### PROBLEM TO WORK ON:
What follows is a set of entries. Give them again exactly, without the pictures.

┌──

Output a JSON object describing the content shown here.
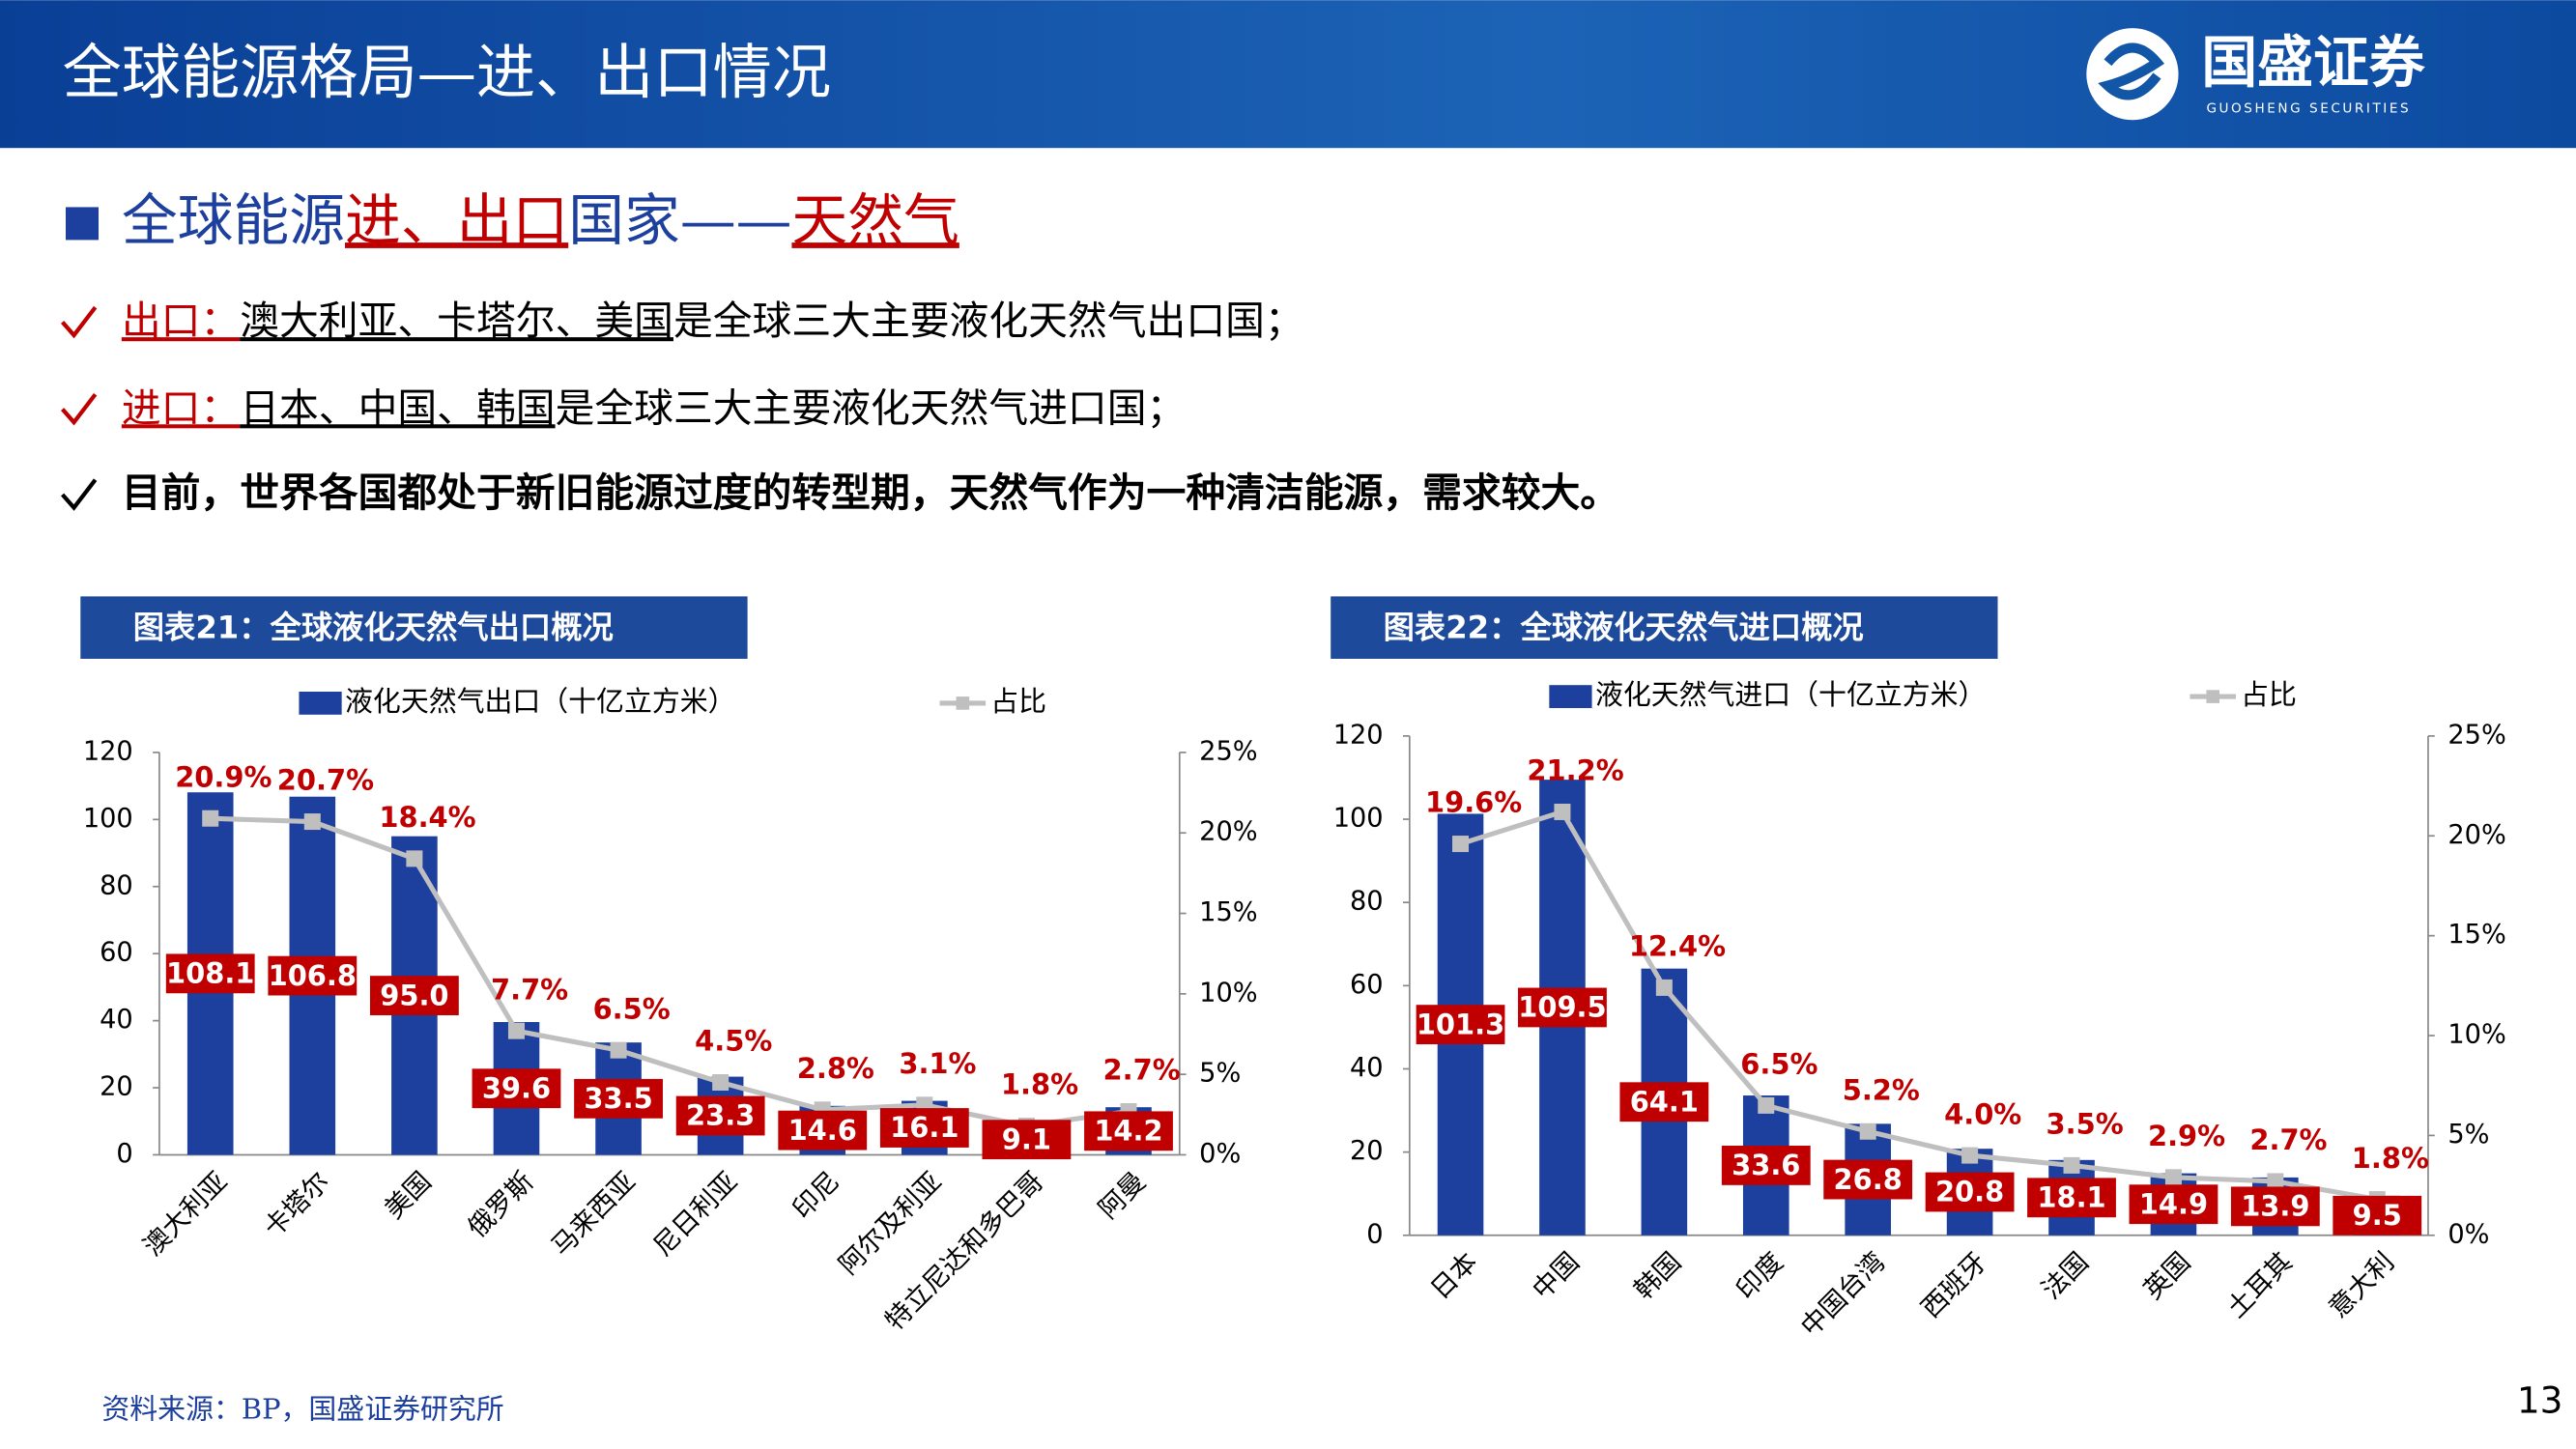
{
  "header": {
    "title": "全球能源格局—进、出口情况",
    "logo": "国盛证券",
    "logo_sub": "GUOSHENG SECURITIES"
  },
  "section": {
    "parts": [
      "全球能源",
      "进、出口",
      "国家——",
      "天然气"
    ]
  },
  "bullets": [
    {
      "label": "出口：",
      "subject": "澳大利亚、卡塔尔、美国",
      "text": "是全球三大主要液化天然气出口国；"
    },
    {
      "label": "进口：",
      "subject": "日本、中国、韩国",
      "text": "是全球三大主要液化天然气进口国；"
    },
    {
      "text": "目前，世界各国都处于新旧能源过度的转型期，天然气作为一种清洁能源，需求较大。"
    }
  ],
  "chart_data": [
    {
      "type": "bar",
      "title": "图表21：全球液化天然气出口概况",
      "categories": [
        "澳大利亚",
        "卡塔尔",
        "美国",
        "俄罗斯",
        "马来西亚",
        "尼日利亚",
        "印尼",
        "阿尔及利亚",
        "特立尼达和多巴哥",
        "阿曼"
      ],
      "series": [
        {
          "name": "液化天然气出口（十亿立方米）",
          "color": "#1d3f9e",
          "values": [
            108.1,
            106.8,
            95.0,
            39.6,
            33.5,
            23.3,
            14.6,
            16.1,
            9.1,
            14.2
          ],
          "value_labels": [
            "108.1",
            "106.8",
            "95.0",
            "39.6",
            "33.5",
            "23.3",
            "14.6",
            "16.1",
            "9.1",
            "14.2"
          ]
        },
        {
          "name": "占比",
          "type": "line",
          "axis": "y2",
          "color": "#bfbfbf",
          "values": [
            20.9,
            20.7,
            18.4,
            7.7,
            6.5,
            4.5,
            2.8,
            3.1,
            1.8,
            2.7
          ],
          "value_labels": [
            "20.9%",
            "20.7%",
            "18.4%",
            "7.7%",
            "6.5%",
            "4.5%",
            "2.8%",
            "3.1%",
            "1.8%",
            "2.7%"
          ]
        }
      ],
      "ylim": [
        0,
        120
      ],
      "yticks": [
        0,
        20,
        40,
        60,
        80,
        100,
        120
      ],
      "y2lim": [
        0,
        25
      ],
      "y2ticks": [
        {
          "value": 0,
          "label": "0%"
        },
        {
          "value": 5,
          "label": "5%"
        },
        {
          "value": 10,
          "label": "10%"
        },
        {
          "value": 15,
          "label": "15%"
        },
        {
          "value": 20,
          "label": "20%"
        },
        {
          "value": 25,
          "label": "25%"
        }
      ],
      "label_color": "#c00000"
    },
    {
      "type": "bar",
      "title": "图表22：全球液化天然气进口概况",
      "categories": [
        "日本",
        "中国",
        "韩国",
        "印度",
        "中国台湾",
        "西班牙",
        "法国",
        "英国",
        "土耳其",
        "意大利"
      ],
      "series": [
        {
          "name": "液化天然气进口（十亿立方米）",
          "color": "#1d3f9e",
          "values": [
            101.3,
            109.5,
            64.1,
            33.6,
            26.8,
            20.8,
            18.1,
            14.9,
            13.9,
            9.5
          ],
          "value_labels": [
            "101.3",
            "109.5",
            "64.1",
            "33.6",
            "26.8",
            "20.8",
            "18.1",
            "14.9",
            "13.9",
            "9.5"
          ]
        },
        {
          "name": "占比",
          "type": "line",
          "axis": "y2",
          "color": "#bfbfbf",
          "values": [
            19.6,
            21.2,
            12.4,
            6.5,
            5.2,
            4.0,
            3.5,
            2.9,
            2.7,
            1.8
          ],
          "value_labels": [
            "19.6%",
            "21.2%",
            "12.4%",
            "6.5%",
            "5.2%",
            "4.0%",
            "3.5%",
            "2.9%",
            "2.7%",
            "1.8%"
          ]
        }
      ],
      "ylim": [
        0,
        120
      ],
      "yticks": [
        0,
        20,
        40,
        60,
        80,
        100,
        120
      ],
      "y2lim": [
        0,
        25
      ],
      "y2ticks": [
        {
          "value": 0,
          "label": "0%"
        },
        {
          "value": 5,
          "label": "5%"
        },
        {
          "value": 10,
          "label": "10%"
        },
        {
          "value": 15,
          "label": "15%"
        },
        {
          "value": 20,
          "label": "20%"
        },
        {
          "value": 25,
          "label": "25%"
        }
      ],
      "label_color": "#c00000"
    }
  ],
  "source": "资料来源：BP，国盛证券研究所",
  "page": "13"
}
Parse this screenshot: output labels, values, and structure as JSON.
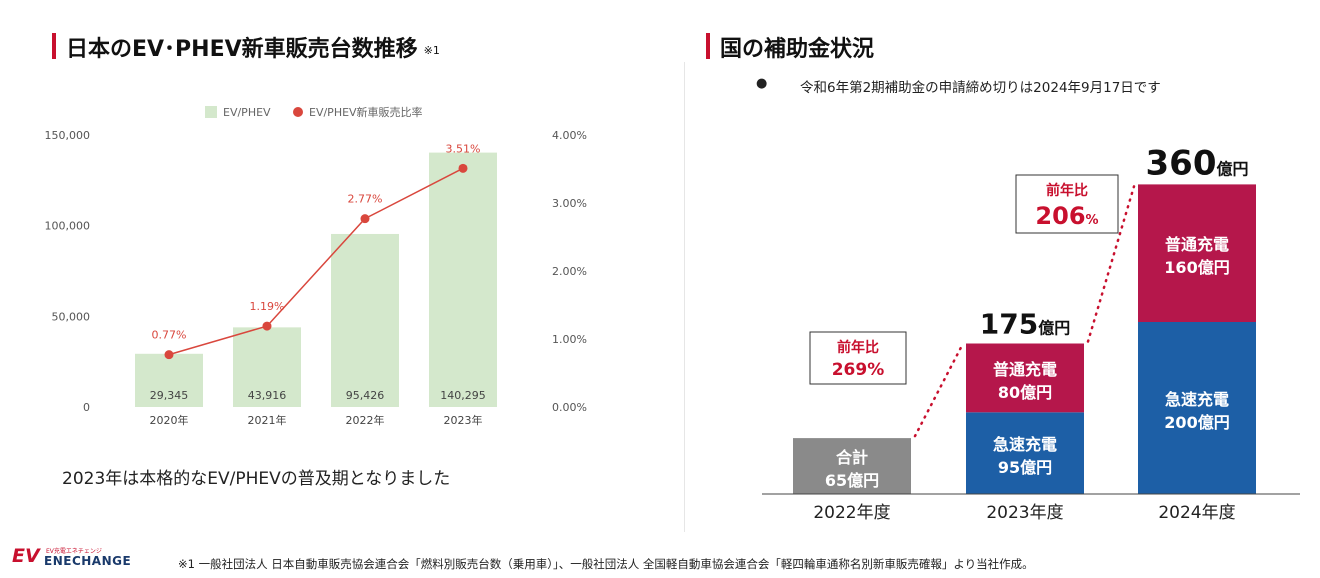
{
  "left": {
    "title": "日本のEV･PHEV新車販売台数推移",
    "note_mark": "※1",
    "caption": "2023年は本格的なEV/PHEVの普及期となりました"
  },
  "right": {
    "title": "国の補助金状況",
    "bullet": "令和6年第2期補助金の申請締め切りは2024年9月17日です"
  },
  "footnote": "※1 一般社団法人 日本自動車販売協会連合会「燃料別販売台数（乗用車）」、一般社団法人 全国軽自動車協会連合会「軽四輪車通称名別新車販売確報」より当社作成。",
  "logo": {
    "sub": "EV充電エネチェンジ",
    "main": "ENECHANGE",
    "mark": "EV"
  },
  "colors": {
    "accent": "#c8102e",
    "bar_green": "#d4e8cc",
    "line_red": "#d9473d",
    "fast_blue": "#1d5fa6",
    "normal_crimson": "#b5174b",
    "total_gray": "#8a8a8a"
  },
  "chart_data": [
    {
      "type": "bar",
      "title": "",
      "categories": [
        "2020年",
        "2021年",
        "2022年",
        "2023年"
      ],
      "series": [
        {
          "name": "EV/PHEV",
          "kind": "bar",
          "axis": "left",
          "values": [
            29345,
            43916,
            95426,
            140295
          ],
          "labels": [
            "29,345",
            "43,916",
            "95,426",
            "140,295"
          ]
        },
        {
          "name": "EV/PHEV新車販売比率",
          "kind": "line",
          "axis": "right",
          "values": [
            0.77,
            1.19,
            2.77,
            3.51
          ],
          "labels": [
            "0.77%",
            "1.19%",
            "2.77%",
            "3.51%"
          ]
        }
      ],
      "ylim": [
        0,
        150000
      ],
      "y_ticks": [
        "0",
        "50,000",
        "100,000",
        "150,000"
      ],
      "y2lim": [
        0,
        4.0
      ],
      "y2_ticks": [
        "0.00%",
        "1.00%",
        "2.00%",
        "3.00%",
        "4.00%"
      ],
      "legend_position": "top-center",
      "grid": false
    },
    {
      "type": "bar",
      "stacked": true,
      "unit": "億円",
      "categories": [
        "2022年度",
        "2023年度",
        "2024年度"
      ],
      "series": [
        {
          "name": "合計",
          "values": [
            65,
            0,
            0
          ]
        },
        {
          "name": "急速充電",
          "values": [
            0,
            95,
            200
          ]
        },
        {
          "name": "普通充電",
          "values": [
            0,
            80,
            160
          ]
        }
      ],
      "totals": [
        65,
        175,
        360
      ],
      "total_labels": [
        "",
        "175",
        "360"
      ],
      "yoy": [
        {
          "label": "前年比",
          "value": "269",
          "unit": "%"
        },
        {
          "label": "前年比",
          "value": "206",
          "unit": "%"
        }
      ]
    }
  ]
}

└──

### WORKED SOLUTION:
Output a JSON object describing the content shown here.
{
  "header": {
    "title": "全球能源格局—进、出口情况",
    "logo": "国盛证券",
    "logo_sub": "GUOSHENG SECURITIES"
  },
  "section": {
    "parts": [
      "全球能源",
      "进、出口",
      "国家——",
      "天然气"
    ]
  },
  "bullets": [
    {
      "label": "出口：",
      "subject": "澳大利亚、卡塔尔、美国",
      "text": "是全球三大主要液化天然气出口国；"
    },
    {
      "label": "进口：",
      "subject": "日本、中国、韩国",
      "text": "是全球三大主要液化天然气进口国；"
    },
    {
      "text": "目前，世界各国都处于新旧能源过度的转型期，天然气作为一种清洁能源，需求较大。"
    }
  ],
  "chart_data": [
    {
      "type": "bar",
      "title": "图表21：全球液化天然气出口概况",
      "categories": [
        "澳大利亚",
        "卡塔尔",
        "美国",
        "俄罗斯",
        "马来西亚",
        "尼日利亚",
        "印尼",
        "阿尔及利亚",
        "特立尼达和多巴哥",
        "阿曼"
      ],
      "series": [
        {
          "name": "液化天然气出口（十亿立方米）",
          "color": "#1d3f9e",
          "values": [
            108.1,
            106.8,
            95.0,
            39.6,
            33.5,
            23.3,
            14.6,
            16.1,
            9.1,
            14.2
          ],
          "value_labels": [
            "108.1",
            "106.8",
            "95.0",
            "39.6",
            "33.5",
            "23.3",
            "14.6",
            "16.1",
            "9.1",
            "14.2"
          ]
        },
        {
          "name": "占比",
          "type": "line",
          "axis": "y2",
          "color": "#bfbfbf",
          "values": [
            20.9,
            20.7,
            18.4,
            7.7,
            6.5,
            4.5,
            2.8,
            3.1,
            1.8,
            2.7
          ],
          "value_labels": [
            "20.9%",
            "20.7%",
            "18.4%",
            "7.7%",
            "6.5%",
            "4.5%",
            "2.8%",
            "3.1%",
            "1.8%",
            "2.7%"
          ]
        }
      ],
      "ylim": [
        0,
        120
      ],
      "yticks": [
        0,
        20,
        40,
        60,
        80,
        100,
        120
      ],
      "y2lim": [
        0,
        25
      ],
      "y2ticks": [
        {
          "value": 0,
          "label": "0%"
        },
        {
          "value": 5,
          "label": "5%"
        },
        {
          "value": 10,
          "label": "10%"
        },
        {
          "value": 15,
          "label": "15%"
        },
        {
          "value": 20,
          "label": "20%"
        },
        {
          "value": 25,
          "label": "25%"
        }
      ],
      "label_color": "#c00000"
    },
    {
      "type": "bar",
      "title": "图表22：全球液化天然气进口概况",
      "categories": [
        "日本",
        "中国",
        "韩国",
        "印度",
        "中国台湾",
        "西班牙",
        "法国",
        "英国",
        "土耳其",
        "意大利"
      ],
      "series": [
        {
          "name": "液化天然气进口（十亿立方米）",
          "color": "#1d3f9e",
          "values": [
            101.3,
            109.5,
            64.1,
            33.6,
            26.8,
            20.8,
            18.1,
            14.9,
            13.9,
            9.5
          ],
          "value_labels": [
            "101.3",
            "109.5",
            "64.1",
            "33.6",
            "26.8",
            "20.8",
            "18.1",
            "14.9",
            "13.9",
            "9.5"
          ]
        },
        {
          "name": "占比",
          "type": "line",
          "axis": "y2",
          "color": "#bfbfbf",
          "values": [
            19.6,
            21.2,
            12.4,
            6.5,
            5.2,
            4.0,
            3.5,
            2.9,
            2.7,
            1.8
          ],
          "value_labels": [
            "19.6%",
            "21.2%",
            "12.4%",
            "6.5%",
            "5.2%",
            "4.0%",
            "3.5%",
            "2.9%",
            "2.7%",
            "1.8%"
          ]
        }
      ],
      "ylim": [
        0,
        120
      ],
      "yticks": [
        0,
        20,
        40,
        60,
        80,
        100,
        120
      ],
      "y2lim": [
        0,
        25
      ],
      "y2ticks": [
        {
          "value": 0,
          "label": "0%"
        },
        {
          "value": 5,
          "label": "5%"
        },
        {
          "value": 10,
          "label": "10%"
        },
        {
          "value": 15,
          "label": "15%"
        },
        {
          "value": 20,
          "label": "20%"
        },
        {
          "value": 25,
          "label": "25%"
        }
      ],
      "label_color": "#c00000"
    }
  ],
  "source": "资料来源：BP，国盛证券研究所",
  "page": "13"
}
Parse this screenshot: output labels, values, and structure as JSON.
{
  "left": {
    "title": "日本のEV･PHEV新車販売台数推移",
    "note_mark": "※1",
    "caption": "2023年は本格的なEV/PHEVの普及期となりました"
  },
  "right": {
    "title": "国の補助金状況",
    "bullet": "令和6年第2期補助金の申請締め切りは2024年9月17日です"
  },
  "footnote": "※1 一般社団法人 日本自動車販売協会連合会「燃料別販売台数（乗用車）」、一般社団法人 全国軽自動車協会連合会「軽四輪車通称名別新車販売確報」より当社作成。",
  "logo": {
    "sub": "EV充電エネチェンジ",
    "main": "ENECHANGE",
    "mark": "EV"
  },
  "colors": {
    "accent": "#c8102e",
    "bar_green": "#d4e8cc",
    "line_red": "#d9473d",
    "fast_blue": "#1d5fa6",
    "normal_crimson": "#b5174b",
    "total_gray": "#8a8a8a"
  },
  "chart_data": [
    {
      "type": "bar",
      "title": "",
      "categories": [
        "2020年",
        "2021年",
        "2022年",
        "2023年"
      ],
      "series": [
        {
          "name": "EV/PHEV",
          "kind": "bar",
          "axis": "left",
          "values": [
            29345,
            43916,
            95426,
            140295
          ],
          "labels": [
            "29,345",
            "43,916",
            "95,426",
            "140,295"
          ]
        },
        {
          "name": "EV/PHEV新車販売比率",
          "kind": "line",
          "axis": "right",
          "values": [
            0.77,
            1.19,
            2.77,
            3.51
          ],
          "labels": [
            "0.77%",
            "1.19%",
            "2.77%",
            "3.51%"
          ]
        }
      ],
      "ylim": [
        0,
        150000
      ],
      "y_ticks": [
        "0",
        "50,000",
        "100,000",
        "150,000"
      ],
      "y2lim": [
        0,
        4.0
      ],
      "y2_ticks": [
        "0.00%",
        "1.00%",
        "2.00%",
        "3.00%",
        "4.00%"
      ],
      "legend_position": "top-center",
      "grid": false
    },
    {
      "type": "bar",
      "stacked": true,
      "unit": "億円",
      "categories": [
        "2022年度",
        "2023年度",
        "2024年度"
      ],
      "series": [
        {
          "name": "合計",
          "values": [
            65,
            0,
            0
          ]
        },
        {
          "name": "急速充電",
          "values": [
            0,
            95,
            200
          ]
        },
        {
          "name": "普通充電",
          "values": [
            0,
            80,
            160
          ]
        }
      ],
      "totals": [
        65,
        175,
        360
      ],
      "total_labels": [
        "",
        "175",
        "360"
      ],
      "yoy": [
        {
          "label": "前年比",
          "value": "269",
          "unit": "%"
        },
        {
          "label": "前年比",
          "value": "206",
          "unit": "%"
        }
      ]
    }
  ]
}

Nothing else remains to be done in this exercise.